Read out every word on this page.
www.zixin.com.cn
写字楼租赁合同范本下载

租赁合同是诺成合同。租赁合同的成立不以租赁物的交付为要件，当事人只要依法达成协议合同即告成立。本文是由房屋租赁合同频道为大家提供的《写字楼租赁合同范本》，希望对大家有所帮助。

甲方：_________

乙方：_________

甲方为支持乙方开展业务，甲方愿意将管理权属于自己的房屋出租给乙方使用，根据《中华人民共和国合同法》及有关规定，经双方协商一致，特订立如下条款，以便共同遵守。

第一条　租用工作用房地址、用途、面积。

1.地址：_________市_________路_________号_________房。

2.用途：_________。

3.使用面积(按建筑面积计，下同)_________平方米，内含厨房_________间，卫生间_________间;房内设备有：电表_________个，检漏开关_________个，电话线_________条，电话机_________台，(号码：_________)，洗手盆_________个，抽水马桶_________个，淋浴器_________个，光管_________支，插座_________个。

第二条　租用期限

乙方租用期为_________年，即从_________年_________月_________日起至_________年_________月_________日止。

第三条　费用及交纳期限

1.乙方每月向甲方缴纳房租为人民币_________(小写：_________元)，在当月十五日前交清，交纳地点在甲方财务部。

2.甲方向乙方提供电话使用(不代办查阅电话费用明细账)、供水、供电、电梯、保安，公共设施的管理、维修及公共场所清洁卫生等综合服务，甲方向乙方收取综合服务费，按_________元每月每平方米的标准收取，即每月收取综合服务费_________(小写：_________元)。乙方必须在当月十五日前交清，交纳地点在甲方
━━━━━━━━
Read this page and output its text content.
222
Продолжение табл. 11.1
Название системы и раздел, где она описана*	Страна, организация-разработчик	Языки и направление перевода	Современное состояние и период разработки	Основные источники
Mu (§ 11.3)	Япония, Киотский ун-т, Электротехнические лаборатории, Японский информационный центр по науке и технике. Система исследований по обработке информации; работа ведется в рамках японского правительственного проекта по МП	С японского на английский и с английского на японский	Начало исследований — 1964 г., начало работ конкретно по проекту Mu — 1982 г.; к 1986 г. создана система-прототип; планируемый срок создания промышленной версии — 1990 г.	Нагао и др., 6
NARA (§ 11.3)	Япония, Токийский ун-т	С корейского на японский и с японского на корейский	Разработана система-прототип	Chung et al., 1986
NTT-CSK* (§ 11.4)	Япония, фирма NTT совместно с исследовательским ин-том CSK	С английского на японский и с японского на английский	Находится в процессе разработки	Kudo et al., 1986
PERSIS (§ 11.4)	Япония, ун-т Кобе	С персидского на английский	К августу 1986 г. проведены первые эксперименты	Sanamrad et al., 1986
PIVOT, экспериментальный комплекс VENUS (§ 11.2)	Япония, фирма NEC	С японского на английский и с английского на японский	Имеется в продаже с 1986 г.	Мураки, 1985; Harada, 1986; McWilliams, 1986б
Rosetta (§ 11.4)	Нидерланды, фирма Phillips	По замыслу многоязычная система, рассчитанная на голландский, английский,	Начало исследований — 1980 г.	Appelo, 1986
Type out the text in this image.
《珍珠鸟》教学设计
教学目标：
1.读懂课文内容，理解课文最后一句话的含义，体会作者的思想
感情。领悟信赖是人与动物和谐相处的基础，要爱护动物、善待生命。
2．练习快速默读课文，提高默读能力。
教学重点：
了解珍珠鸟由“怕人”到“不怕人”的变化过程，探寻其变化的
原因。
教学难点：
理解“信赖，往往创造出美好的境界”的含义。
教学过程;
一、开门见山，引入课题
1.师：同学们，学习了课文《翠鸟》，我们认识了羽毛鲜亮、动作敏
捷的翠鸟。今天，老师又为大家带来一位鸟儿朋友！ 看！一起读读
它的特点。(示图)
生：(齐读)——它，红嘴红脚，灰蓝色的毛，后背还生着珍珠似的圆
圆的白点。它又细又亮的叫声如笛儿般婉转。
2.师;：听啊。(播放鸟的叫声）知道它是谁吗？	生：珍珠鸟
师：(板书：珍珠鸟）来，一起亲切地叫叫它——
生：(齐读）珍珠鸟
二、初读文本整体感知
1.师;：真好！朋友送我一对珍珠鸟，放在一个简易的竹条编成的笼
━━━━━━━━
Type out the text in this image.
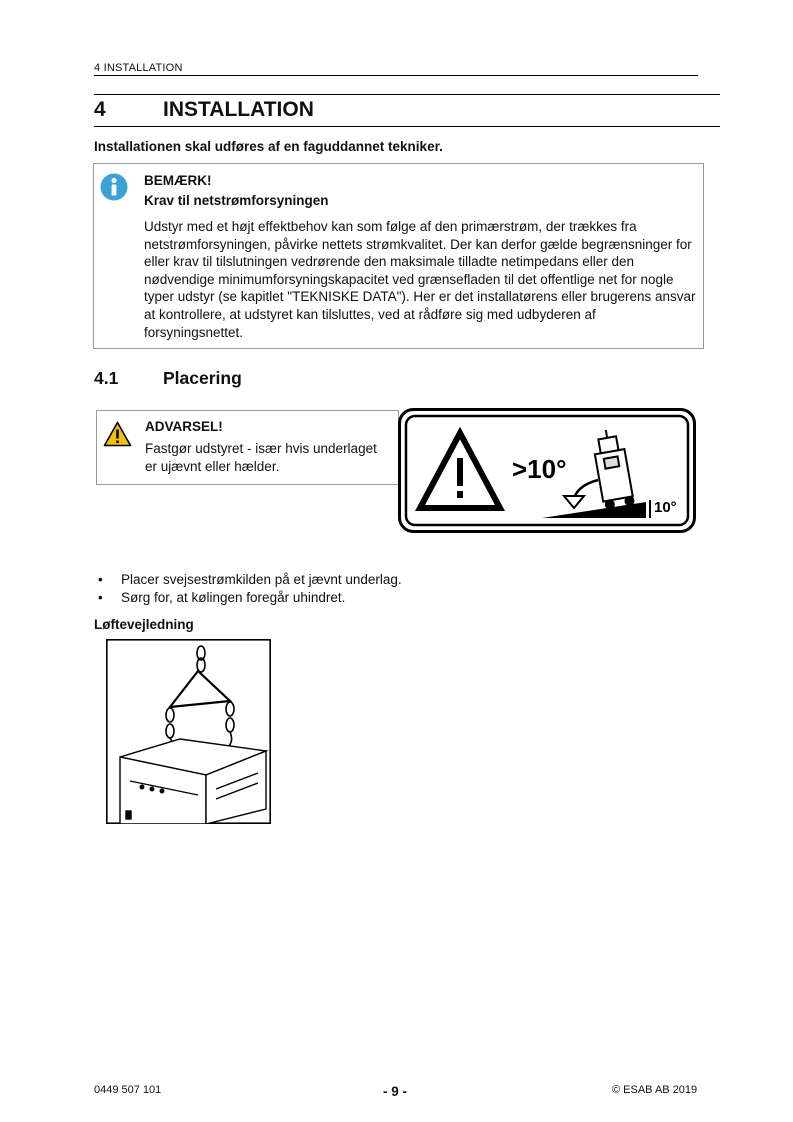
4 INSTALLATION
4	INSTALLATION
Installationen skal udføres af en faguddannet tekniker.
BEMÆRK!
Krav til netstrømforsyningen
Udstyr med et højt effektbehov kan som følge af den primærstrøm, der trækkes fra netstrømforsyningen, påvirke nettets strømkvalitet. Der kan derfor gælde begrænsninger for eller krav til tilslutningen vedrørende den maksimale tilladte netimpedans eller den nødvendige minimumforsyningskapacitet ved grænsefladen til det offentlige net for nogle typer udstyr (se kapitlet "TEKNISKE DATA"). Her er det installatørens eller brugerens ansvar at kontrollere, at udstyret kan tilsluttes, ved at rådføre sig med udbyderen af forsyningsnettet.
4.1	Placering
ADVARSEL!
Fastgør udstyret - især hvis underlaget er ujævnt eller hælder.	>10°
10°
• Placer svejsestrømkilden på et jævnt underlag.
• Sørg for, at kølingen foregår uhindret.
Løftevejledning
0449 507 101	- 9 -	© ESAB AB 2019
━━━━━━━━
Written request:
Report how many lines of the records above contain the word "разработки", and give only that number.

The response:
2